→ The problem
Every record here needs to be written out again exactly.

** Begin Stored rows **

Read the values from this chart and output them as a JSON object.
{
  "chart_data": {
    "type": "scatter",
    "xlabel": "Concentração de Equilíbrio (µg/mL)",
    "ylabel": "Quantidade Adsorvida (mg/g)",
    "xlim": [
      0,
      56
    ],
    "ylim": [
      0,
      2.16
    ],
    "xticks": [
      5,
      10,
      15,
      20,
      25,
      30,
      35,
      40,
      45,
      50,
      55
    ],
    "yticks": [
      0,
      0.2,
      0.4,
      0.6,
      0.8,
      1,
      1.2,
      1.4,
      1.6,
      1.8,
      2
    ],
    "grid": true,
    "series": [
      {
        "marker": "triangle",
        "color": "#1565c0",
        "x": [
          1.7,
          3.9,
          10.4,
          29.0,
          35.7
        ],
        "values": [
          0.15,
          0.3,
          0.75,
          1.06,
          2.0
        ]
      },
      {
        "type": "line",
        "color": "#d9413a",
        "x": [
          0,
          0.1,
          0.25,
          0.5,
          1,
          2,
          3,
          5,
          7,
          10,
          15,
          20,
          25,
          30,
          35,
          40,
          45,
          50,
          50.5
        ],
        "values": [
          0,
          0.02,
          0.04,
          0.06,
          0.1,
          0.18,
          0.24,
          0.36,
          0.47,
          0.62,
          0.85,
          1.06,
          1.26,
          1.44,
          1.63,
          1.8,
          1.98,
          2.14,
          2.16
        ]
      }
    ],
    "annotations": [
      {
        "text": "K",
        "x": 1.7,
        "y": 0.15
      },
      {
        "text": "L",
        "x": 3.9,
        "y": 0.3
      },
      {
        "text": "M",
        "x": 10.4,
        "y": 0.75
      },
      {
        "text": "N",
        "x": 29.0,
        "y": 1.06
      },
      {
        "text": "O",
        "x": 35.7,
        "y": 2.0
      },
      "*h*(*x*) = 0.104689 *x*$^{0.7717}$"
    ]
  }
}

** End Stored rows **

→ Solution to this problem
Read the values from this chart and output them as a JSON object.
{
  "chart_data": {
    "type": "scatter",
    "xlabel": "Concentração de Equilíbrio (µg/mL)",
    "ylabel": "Quantidade Adsorvida (mg/g)",
    "xlim": [
      0,
      56
    ],
    "ylim": [
      0,
      2.16
    ],
    "xticks": [
      5,
      10,
      15,
      20,
      25,
      30,
      35,
      40,
      45,
      50,
      55
    ],
    "yticks": [
      0,
      0.2,
      0.4,
      0.6,
      0.8,
      1,
      1.2,
      1.4,
      1.6,
      1.8,
      2
    ],
    "grid": true,
    "series": [
      {
        "marker": "triangle",
        "color": "#1565c0",
        "x": [
          1.7,
          3.9,
          10.4,
          29.0,
          35.7
        ],
        "values": [
          0.15,
          0.3,
          0.75,
          1.06,
          2.0
        ]
      },
      {
        "type": "line",
        "color": "#d9413a",
        "x": [
          0,
          0.1,
          0.25,
          0.5,
          1,
          2,
          3,
          5,
          7,
          10,
          15,
          20,
          25,
          30,
          35,
          40,
          45,
          50,
          50.5
        ],
        "values": [
          0,
          0.02,
          0.04,
          0.06,
          0.1,
          0.18,
          0.24,
          0.36,
          0.47,
          0.62,
          0.85,
          1.06,
          1.26,
          1.44,
          1.63,
          1.8,
          1.98,
          2.14,
          2.16
        ]
      }
    ],
    "annotations": [
      {
        "text": "K",
        "x": 1.7,
        "y": 0.15
      },
      {
        "text": "L",
        "x": 3.9,
        "y": 0.3
      },
      {
        "text": "M",
        "x": 10.4,
        "y": 0.75
      },
      {
        "text": "N",
        "x": 29.0,
        "y": 1.06
      },
      {
        "text": "O",
        "x": 35.7,
        "y": 2.0
      },
      "*h*(*x*) = 0.104689 *x*$^{0.7717}$"
    ]
  }
}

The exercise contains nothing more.